### What is needed:
Go through the entries below and collect each line with the string "FileMaker" in it.

[Stored data]
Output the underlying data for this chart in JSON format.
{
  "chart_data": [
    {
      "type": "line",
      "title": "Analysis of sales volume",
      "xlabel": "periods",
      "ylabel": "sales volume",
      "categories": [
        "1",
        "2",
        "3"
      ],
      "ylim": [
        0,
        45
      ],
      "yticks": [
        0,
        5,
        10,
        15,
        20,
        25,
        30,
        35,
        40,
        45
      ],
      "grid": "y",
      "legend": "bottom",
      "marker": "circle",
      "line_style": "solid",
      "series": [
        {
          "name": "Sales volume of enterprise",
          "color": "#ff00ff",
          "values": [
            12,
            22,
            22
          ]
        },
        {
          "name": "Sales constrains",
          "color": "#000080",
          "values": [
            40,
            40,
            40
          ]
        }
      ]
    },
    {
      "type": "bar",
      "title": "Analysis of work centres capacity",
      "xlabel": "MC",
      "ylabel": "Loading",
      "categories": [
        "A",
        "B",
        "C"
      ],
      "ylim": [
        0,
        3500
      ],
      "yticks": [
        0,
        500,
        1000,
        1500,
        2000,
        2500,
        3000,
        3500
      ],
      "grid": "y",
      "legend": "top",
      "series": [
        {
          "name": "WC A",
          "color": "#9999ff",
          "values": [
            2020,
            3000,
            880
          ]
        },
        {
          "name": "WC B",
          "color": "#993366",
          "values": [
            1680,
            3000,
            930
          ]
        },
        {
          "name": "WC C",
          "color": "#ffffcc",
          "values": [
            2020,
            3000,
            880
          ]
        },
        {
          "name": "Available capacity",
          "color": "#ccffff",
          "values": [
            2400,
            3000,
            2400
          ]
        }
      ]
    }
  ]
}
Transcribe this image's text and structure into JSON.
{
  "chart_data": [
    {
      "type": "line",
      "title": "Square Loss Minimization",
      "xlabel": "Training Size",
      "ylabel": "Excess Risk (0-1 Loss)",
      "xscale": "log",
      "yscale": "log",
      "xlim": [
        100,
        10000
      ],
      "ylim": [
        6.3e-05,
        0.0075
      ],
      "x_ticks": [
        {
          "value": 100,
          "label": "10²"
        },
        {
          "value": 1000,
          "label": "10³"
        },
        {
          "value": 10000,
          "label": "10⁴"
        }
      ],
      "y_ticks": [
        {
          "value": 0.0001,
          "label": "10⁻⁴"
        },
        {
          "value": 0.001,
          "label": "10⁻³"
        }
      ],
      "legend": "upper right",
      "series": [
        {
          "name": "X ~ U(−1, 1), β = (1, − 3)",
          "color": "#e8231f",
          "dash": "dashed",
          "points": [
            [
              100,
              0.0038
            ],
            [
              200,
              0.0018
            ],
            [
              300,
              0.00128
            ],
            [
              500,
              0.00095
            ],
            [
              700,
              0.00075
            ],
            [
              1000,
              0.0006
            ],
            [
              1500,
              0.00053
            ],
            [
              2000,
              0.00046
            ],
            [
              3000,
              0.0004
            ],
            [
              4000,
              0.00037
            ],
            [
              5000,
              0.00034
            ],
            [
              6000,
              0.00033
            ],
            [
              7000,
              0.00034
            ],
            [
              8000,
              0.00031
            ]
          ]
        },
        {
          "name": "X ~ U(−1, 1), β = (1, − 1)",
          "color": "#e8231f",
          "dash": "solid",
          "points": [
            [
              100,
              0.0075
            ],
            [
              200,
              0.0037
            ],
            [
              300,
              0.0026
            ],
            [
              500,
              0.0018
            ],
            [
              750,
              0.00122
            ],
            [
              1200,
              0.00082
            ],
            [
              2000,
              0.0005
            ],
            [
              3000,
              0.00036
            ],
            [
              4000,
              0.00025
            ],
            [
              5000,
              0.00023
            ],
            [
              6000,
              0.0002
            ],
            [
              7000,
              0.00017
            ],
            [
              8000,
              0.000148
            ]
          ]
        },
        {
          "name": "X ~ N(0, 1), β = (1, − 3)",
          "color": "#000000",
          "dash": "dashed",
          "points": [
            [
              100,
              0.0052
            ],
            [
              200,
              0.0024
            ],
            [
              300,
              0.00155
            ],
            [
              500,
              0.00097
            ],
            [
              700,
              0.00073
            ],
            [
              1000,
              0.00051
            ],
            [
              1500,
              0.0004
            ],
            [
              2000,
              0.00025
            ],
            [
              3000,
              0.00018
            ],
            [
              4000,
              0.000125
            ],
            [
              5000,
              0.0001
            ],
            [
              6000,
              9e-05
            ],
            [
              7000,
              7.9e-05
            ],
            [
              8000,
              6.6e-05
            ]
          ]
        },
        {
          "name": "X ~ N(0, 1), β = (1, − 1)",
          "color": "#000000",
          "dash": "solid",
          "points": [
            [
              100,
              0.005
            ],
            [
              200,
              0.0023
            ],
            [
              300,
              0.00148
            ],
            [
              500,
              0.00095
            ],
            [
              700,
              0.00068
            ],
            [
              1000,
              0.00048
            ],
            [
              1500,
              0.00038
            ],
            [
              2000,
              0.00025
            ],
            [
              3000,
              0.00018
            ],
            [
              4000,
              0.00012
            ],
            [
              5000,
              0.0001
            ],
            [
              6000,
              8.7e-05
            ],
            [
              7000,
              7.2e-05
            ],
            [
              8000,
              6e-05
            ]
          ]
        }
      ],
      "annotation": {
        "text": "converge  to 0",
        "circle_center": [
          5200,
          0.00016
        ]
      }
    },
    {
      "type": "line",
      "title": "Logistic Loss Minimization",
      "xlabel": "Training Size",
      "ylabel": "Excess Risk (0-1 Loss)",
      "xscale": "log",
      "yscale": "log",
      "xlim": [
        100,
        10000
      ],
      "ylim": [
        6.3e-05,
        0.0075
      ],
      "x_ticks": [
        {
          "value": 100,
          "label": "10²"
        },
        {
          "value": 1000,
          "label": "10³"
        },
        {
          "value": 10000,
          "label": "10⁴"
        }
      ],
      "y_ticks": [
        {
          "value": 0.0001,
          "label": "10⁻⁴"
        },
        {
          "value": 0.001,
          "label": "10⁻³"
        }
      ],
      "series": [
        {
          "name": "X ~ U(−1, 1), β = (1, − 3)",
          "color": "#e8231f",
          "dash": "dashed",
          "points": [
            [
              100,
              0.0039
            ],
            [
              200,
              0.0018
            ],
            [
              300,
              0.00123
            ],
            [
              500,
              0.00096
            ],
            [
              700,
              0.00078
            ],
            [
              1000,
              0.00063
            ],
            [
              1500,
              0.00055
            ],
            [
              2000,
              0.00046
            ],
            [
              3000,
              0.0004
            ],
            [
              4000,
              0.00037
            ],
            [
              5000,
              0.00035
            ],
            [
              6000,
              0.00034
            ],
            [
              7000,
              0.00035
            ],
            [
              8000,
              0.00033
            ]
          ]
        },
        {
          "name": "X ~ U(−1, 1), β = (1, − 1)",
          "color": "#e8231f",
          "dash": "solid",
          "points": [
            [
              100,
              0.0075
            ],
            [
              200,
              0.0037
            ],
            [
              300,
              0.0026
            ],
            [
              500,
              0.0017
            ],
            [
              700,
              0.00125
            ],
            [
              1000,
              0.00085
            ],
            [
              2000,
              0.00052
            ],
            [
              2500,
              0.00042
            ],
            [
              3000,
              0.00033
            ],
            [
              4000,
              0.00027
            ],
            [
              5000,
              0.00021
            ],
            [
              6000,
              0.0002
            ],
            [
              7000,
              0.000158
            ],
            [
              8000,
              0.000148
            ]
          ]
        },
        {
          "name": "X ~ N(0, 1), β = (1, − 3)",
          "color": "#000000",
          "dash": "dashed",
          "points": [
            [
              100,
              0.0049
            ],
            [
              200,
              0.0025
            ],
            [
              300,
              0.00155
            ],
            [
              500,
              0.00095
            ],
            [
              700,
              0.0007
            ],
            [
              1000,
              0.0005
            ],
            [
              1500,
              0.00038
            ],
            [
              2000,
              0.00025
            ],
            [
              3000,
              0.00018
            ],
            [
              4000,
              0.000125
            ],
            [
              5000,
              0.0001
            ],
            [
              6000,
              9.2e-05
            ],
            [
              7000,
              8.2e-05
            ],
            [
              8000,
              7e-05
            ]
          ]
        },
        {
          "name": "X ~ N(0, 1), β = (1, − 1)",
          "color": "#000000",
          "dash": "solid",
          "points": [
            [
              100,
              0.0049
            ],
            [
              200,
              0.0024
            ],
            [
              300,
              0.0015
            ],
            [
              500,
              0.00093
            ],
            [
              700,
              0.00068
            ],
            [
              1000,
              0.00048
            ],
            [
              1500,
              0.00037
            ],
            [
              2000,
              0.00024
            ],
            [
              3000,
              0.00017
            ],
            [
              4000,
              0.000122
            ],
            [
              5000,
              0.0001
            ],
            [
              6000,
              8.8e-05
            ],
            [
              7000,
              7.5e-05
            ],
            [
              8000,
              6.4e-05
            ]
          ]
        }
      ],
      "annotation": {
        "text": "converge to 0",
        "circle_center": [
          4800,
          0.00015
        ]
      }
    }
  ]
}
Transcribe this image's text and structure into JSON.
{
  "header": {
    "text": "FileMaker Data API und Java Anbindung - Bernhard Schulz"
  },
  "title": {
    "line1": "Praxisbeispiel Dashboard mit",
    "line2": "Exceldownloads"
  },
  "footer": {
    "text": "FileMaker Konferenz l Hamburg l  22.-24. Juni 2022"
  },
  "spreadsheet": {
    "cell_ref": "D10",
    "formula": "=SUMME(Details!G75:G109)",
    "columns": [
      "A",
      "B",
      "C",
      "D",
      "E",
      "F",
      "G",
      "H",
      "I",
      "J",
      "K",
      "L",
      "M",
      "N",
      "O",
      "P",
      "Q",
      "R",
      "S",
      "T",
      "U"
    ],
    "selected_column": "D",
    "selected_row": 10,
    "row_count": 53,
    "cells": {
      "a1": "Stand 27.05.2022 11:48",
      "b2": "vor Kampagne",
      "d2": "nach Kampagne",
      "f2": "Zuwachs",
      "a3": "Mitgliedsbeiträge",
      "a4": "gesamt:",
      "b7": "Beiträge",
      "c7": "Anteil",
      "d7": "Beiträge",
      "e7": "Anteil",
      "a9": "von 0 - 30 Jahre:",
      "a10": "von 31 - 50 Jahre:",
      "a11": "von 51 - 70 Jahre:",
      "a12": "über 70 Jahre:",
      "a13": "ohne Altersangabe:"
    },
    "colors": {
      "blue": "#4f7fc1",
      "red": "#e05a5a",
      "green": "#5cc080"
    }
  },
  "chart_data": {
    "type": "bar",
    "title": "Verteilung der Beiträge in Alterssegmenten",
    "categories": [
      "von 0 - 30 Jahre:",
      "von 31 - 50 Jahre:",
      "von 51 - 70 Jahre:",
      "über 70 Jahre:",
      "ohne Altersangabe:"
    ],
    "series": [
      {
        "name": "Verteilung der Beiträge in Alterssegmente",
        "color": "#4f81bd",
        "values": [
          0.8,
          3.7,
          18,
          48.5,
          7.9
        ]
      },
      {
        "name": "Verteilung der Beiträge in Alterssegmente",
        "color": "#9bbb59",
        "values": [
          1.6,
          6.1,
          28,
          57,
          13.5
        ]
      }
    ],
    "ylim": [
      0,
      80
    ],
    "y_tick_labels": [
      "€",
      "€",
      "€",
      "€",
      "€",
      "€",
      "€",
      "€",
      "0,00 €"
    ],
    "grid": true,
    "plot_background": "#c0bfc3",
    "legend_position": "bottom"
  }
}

### Correct result:
    "text": "FileMaker Data API und Java Anbindung - Bernhard Schulz"
    "text": "FileMaker Konferenz l Hamburg l  22.-24. Juni 2022"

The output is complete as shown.